▸ Stored dataset items:
--------------------------------------------------
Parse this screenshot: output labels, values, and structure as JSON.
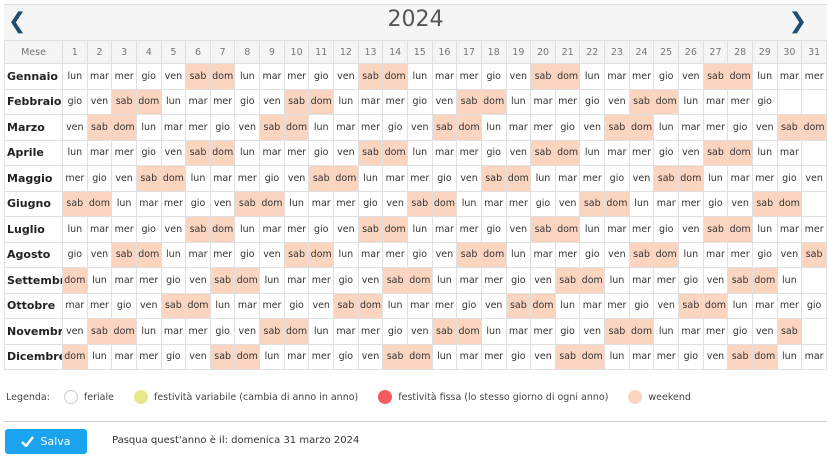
{
  "header": {
    "year": "2024",
    "prev_icon": "chevron-left-icon",
    "next_icon": "chevron-right-icon"
  },
  "table": {
    "month_header": "Mese",
    "day_numbers": [
      "1",
      "2",
      "3",
      "4",
      "5",
      "6",
      "7",
      "8",
      "9",
      "10",
      "11",
      "12",
      "13",
      "14",
      "15",
      "16",
      "17",
      "18",
      "19",
      "20",
      "21",
      "22",
      "23",
      "24",
      "25",
      "26",
      "27",
      "28",
      "29",
      "30",
      "31"
    ],
    "weekend_color": "#fcd5c1",
    "months": [
      {
        "name": "Gennaio",
        "days": [
          "lun",
          "mar",
          "mer",
          "gio",
          "ven",
          "sab",
          "dom",
          "lun",
          "mar",
          "mer",
          "gio",
          "ven",
          "sab",
          "dom",
          "lun",
          "mar",
          "mer",
          "gio",
          "ven",
          "sab",
          "dom",
          "lun",
          "mar",
          "mer",
          "gio",
          "ven",
          "sab",
          "dom",
          "lun",
          "mar",
          "mer"
        ]
      },
      {
        "name": "Febbraio",
        "days": [
          "gio",
          "ven",
          "sab",
          "dom",
          "lun",
          "mar",
          "mer",
          "gio",
          "ven",
          "sab",
          "dom",
          "lun",
          "mar",
          "mer",
          "gio",
          "ven",
          "sab",
          "dom",
          "lun",
          "mar",
          "mer",
          "gio",
          "ven",
          "sab",
          "dom",
          "lun",
          "mar",
          "mer",
          "gio"
        ]
      },
      {
        "name": "Marzo",
        "days": [
          "ven",
          "sab",
          "dom",
          "lun",
          "mar",
          "mer",
          "gio",
          "ven",
          "sab",
          "dom",
          "lun",
          "mar",
          "mer",
          "gio",
          "ven",
          "sab",
          "dom",
          "lun",
          "mar",
          "mer",
          "gio",
          "ven",
          "sab",
          "dom",
          "lun",
          "mar",
          "mer",
          "gio",
          "ven",
          "sab",
          "dom"
        ]
      },
      {
        "name": "Aprile",
        "days": [
          "lun",
          "mar",
          "mer",
          "gio",
          "ven",
          "sab",
          "dom",
          "lun",
          "mar",
          "mer",
          "gio",
          "ven",
          "sab",
          "dom",
          "lun",
          "mar",
          "mer",
          "gio",
          "ven",
          "sab",
          "dom",
          "lun",
          "mar",
          "mer",
          "gio",
          "ven",
          "sab",
          "dom",
          "lun",
          "mar"
        ]
      },
      {
        "name": "Maggio",
        "days": [
          "mer",
          "gio",
          "ven",
          "sab",
          "dom",
          "lun",
          "mar",
          "mer",
          "gio",
          "ven",
          "sab",
          "dom",
          "lun",
          "mar",
          "mer",
          "gio",
          "ven",
          "sab",
          "dom",
          "lun",
          "mar",
          "mer",
          "gio",
          "ven",
          "sab",
          "dom",
          "lun",
          "mar",
          "mer",
          "gio",
          "ven"
        ]
      },
      {
        "name": "Giugno",
        "days": [
          "sab",
          "dom",
          "lun",
          "mar",
          "mer",
          "gio",
          "ven",
          "sab",
          "dom",
          "lun",
          "mar",
          "mer",
          "gio",
          "ven",
          "sab",
          "dom",
          "lun",
          "mar",
          "mer",
          "gio",
          "ven",
          "sab",
          "dom",
          "lun",
          "mar",
          "mer",
          "gio",
          "ven",
          "sab",
          "dom"
        ]
      },
      {
        "name": "Luglio",
        "days": [
          "lun",
          "mar",
          "mer",
          "gio",
          "ven",
          "sab",
          "dom",
          "lun",
          "mar",
          "mer",
          "gio",
          "ven",
          "sab",
          "dom",
          "lun",
          "mar",
          "mer",
          "gio",
          "ven",
          "sab",
          "dom",
          "lun",
          "mar",
          "mer",
          "gio",
          "ven",
          "sab",
          "dom",
          "lun",
          "mar",
          "mer"
        ]
      },
      {
        "name": "Agosto",
        "days": [
          "gio",
          "ven",
          "sab",
          "dom",
          "lun",
          "mar",
          "mer",
          "gio",
          "ven",
          "sab",
          "dom",
          "lun",
          "mar",
          "mer",
          "gio",
          "ven",
          "sab",
          "dom",
          "lun",
          "mar",
          "mer",
          "gio",
          "ven",
          "sab",
          "dom",
          "lun",
          "mar",
          "mer",
          "gio",
          "ven",
          "sab"
        ]
      },
      {
        "name": "Settembre",
        "days": [
          "dom",
          "lun",
          "mar",
          "mer",
          "gio",
          "ven",
          "sab",
          "dom",
          "lun",
          "mar",
          "mer",
          "gio",
          "ven",
          "sab",
          "dom",
          "lun",
          "mar",
          "mer",
          "gio",
          "ven",
          "sab",
          "dom",
          "lun",
          "mar",
          "mer",
          "gio",
          "ven",
          "sab",
          "dom",
          "lun"
        ]
      },
      {
        "name": "Ottobre",
        "days": [
          "mar",
          "mer",
          "gio",
          "ven",
          "sab",
          "dom",
          "lun",
          "mar",
          "mer",
          "gio",
          "ven",
          "sab",
          "dom",
          "lun",
          "mar",
          "mer",
          "gio",
          "ven",
          "sab",
          "dom",
          "lun",
          "mar",
          "mer",
          "gio",
          "ven",
          "sab",
          "dom",
          "lun",
          "mar",
          "mer",
          "gio"
        ]
      },
      {
        "name": "Novembre",
        "days": [
          "ven",
          "sab",
          "dom",
          "lun",
          "mar",
          "mer",
          "gio",
          "ven",
          "sab",
          "dom",
          "lun",
          "mar",
          "mer",
          "gio",
          "ven",
          "sab",
          "dom",
          "lun",
          "mar",
          "mer",
          "gio",
          "ven",
          "sab",
          "dom",
          "lun",
          "mar",
          "mer",
          "gio",
          "ven",
          "sab"
        ]
      },
      {
        "name": "Dicembre",
        "days": [
          "dom",
          "lun",
          "mar",
          "mer",
          "gio",
          "ven",
          "sab",
          "dom",
          "lun",
          "mar",
          "mer",
          "gio",
          "ven",
          "sab",
          "dom",
          "lun",
          "mar",
          "mer",
          "gio",
          "ven",
          "sab",
          "dom",
          "lun",
          "mar",
          "mer",
          "gio",
          "ven",
          "sab",
          "dom",
          "lun",
          "mar"
        ]
      }
    ]
  },
  "legend": {
    "label": "Legenda:",
    "items": [
      {
        "label": "feriale",
        "color": "#ffffff"
      },
      {
        "label": "festività variabile (cambia di anno in anno)",
        "color": "#e8e88a"
      },
      {
        "label": "festività fissa (lo stesso giorno di ogni anno)",
        "color": "#f25c5c"
      },
      {
        "label": "weekend",
        "color": "#fcd5c1"
      }
    ]
  },
  "footer": {
    "save_label": "Salva",
    "save_icon": "check-icon",
    "easter_text": "Pasqua quest'anno è il: domenica 31 marzo 2024"
  }
}
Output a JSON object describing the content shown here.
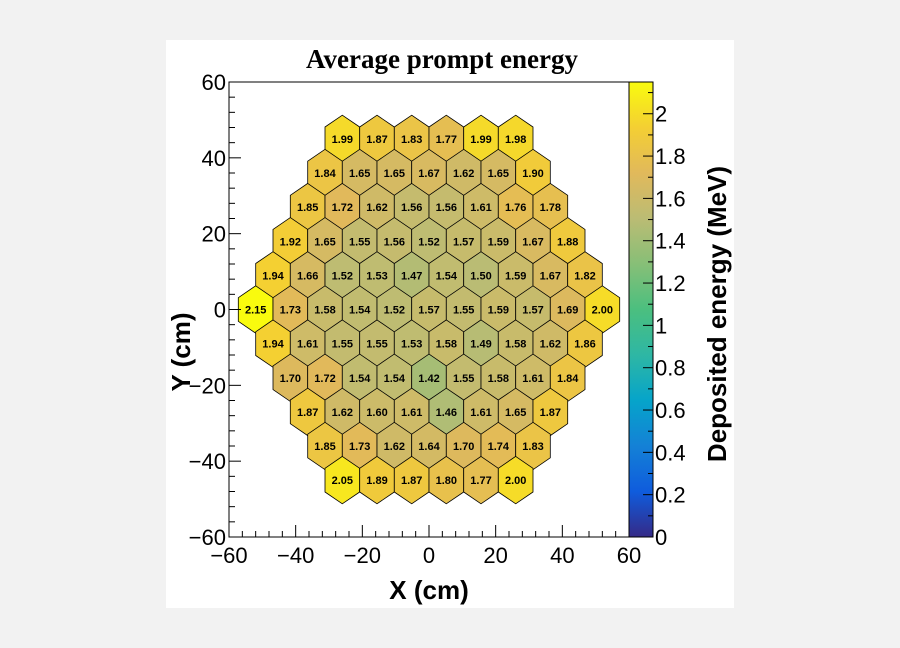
{
  "chart_data": {
    "type": "heatmap",
    "subtype": "hexagonal-grid",
    "title": "Average prompt energy",
    "xlabel": "X (cm)",
    "ylabel": "Y (cm)",
    "zlabel": "Deposited energy (MeV)",
    "xlim": [
      -60,
      60
    ],
    "ylim": [
      -60,
      60
    ],
    "zlim": [
      0,
      2.15
    ],
    "x_ticks": [
      -60,
      -40,
      -20,
      0,
      20,
      40,
      60
    ],
    "y_ticks": [
      -60,
      -40,
      -20,
      0,
      20,
      40,
      60
    ],
    "x_tick_labels": [
      "−60",
      "−40",
      "−20",
      "0",
      "20",
      "40",
      "60"
    ],
    "y_tick_labels": [
      "−60",
      "−40",
      "−20",
      "0",
      "20",
      "40",
      "60"
    ],
    "z_ticks": [
      0,
      0.2,
      0.4,
      0.6,
      0.8,
      1,
      1.2,
      1.4,
      1.6,
      1.8,
      2
    ],
    "z_tick_labels": [
      "0",
      "0.2",
      "0.4",
      "0.6",
      "0.8",
      "1",
      "1.2",
      "1.4",
      "1.6",
      "1.8",
      "2"
    ],
    "hex_pitch_cm": 10.4,
    "rows": [
      {
        "y": 45.0,
        "x0": -26.0,
        "labels": [
          "1.99",
          "1.87",
          "1.83",
          "1.77",
          "1.99",
          "1.98"
        ]
      },
      {
        "y": 36.0,
        "x0": -31.2,
        "labels": [
          "1.84",
          "1.65",
          "1.65",
          "1.67",
          "1.62",
          "1.65",
          "1.90"
        ]
      },
      {
        "y": 27.0,
        "x0": -36.4,
        "labels": [
          "1.85",
          "1.72",
          "1.62",
          "1.56",
          "1.56",
          "1.61",
          "1.76",
          "1.78"
        ]
      },
      {
        "y": 18.0,
        "x0": -41.6,
        "labels": [
          "1.92",
          "1.65",
          "1.55",
          "1.56",
          "1.52",
          "1.57",
          "1.59",
          "1.67",
          "1.88"
        ]
      },
      {
        "y": 9.0,
        "x0": -46.8,
        "labels": [
          "1.94",
          "1.66",
          "1.52",
          "1.53",
          "1.47",
          "1.54",
          "1.50",
          "1.59",
          "1.67",
          "1.82"
        ]
      },
      {
        "y": 0.0,
        "x0": -52.0,
        "labels": [
          "2.15",
          "1.73",
          "1.58",
          "1.54",
          "1.52",
          "1.57",
          "1.55",
          "1.59",
          "1.57",
          "1.69",
          "2.00"
        ]
      },
      {
        "y": -9.0,
        "x0": -46.8,
        "labels": [
          "1.94",
          "1.61",
          "1.55",
          "1.55",
          "1.53",
          "1.58",
          "1.49",
          "1.58",
          "1.62",
          "1.86"
        ]
      },
      {
        "y": -18.0,
        "x0": -41.6,
        "labels": [
          "1.70",
          "1.72",
          "1.54",
          "1.54",
          "1.42",
          "1.55",
          "1.58",
          "1.61",
          "1.84"
        ]
      },
      {
        "y": -27.0,
        "x0": -36.4,
        "labels": [
          "1.87",
          "1.62",
          "1.60",
          "1.61",
          "1.46",
          "1.61",
          "1.65",
          "1.87"
        ]
      },
      {
        "y": -36.0,
        "x0": -31.2,
        "labels": [
          "1.85",
          "1.73",
          "1.62",
          "1.64",
          "1.70",
          "1.74",
          "1.83"
        ]
      },
      {
        "y": -45.0,
        "x0": -26.0,
        "labels": [
          "2.05",
          "1.89",
          "1.87",
          "1.80",
          "1.77",
          "2.00"
        ]
      }
    ]
  }
}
--------------------------------------------------
▸ WHAT YOU HAVE TO DO:
Where a line above includes "festività", copy that line.

▸ RESULT FOR THIS TASK:
        "label": "festività variabile (cambia di anno in anno)",
        "label": "festività fissa (lo stesso giorno di ogni anno)",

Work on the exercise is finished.